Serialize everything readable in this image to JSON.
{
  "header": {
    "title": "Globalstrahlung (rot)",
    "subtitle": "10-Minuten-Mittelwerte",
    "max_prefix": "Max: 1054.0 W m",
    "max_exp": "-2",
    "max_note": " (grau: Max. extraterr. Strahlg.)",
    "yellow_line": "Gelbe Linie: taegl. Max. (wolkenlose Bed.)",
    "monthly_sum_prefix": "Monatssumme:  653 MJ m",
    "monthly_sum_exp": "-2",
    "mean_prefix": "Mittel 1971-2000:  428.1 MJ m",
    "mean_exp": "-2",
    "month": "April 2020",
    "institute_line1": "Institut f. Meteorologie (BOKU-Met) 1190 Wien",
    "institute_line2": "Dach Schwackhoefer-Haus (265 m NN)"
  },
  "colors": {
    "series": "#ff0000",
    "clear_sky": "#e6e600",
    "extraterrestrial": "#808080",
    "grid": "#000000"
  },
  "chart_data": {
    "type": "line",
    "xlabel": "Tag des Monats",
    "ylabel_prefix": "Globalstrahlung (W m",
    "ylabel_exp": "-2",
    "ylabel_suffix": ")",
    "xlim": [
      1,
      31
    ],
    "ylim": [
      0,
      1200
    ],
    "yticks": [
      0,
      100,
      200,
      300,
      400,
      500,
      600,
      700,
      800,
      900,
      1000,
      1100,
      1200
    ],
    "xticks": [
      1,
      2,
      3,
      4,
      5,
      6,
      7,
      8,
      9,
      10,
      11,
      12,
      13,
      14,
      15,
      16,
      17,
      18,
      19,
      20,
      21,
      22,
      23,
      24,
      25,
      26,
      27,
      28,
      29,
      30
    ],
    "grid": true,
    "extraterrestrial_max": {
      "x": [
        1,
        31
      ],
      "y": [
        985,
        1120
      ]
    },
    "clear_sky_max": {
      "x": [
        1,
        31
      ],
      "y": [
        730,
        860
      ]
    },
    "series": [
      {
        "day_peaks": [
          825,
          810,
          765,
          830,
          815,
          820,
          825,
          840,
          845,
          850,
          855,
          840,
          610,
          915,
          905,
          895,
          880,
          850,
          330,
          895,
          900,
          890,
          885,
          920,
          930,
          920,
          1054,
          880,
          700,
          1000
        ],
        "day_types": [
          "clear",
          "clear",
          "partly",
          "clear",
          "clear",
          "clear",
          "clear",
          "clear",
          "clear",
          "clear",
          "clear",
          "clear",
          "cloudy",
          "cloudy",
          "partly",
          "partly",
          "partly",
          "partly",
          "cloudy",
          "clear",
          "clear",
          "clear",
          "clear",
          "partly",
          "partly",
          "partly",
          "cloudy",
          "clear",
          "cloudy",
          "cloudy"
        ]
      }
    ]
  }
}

● GIVEN TASK
Retype the listing above in full, with no alterations.

● RESULT
Serialize everything readable in this image to JSON.
{
  "header": {
    "title": "Globalstrahlung (rot)",
    "subtitle": "10-Minuten-Mittelwerte",
    "max_prefix": "Max: 1054.0 W m",
    "max_exp": "-2",
    "max_note": " (grau: Max. extraterr. Strahlg.)",
    "yellow_line": "Gelbe Linie: taegl. Max. (wolkenlose Bed.)",
    "monthly_sum_prefix": "Monatssumme:  653 MJ m",
    "monthly_sum_exp": "-2",
    "mean_prefix": "Mittel 1971-2000:  428.1 MJ m",
    "mean_exp": "-2",
    "month": "April 2020",
    "institute_line1": "Institut f. Meteorologie (BOKU-Met) 1190 Wien",
    "institute_line2": "Dach Schwackhoefer-Haus (265 m NN)"
  },
  "colors": {
    "series": "#ff0000",
    "clear_sky": "#e6e600",
    "extraterrestrial": "#808080",
    "grid": "#000000"
  },
  "chart_data": {
    "type": "line",
    "xlabel": "Tag des Monats",
    "ylabel_prefix": "Globalstrahlung (W m",
    "ylabel_exp": "-2",
    "ylabel_suffix": ")",
    "xlim": [
      1,
      31
    ],
    "ylim": [
      0,
      1200
    ],
    "yticks": [
      0,
      100,
      200,
      300,
      400,
      500,
      600,
      700,
      800,
      900,
      1000,
      1100,
      1200
    ],
    "xticks": [
      1,
      2,
      3,
      4,
      5,
      6,
      7,
      8,
      9,
      10,
      11,
      12,
      13,
      14,
      15,
      16,
      17,
      18,
      19,
      20,
      21,
      22,
      23,
      24,
      25,
      26,
      27,
      28,
      29,
      30
    ],
    "grid": true,
    "extraterrestrial_max": {
      "x": [
        1,
        31
      ],
      "y": [
        985,
        1120
      ]
    },
    "clear_sky_max": {
      "x": [
        1,
        31
      ],
      "y": [
        730,
        860
      ]
    },
    "series": [
      {
        "day_peaks": [
          825,
          810,
          765,
          830,
          815,
          820,
          825,
          840,
          845,
          850,
          855,
          840,
          610,
          915,
          905,
          895,
          880,
          850,
          330,
          895,
          900,
          890,
          885,
          920,
          930,
          920,
          1054,
          880,
          700,
          1000
        ],
        "day_types": [
          "clear",
          "clear",
          "partly",
          "clear",
          "clear",
          "clear",
          "clear",
          "clear",
          "clear",
          "clear",
          "clear",
          "clear",
          "cloudy",
          "cloudy",
          "partly",
          "partly",
          "partly",
          "partly",
          "cloudy",
          "clear",
          "clear",
          "clear",
          "clear",
          "partly",
          "partly",
          "partly",
          "cloudy",
          "clear",
          "cloudy",
          "cloudy"
        ]
      }
    ]
  }
}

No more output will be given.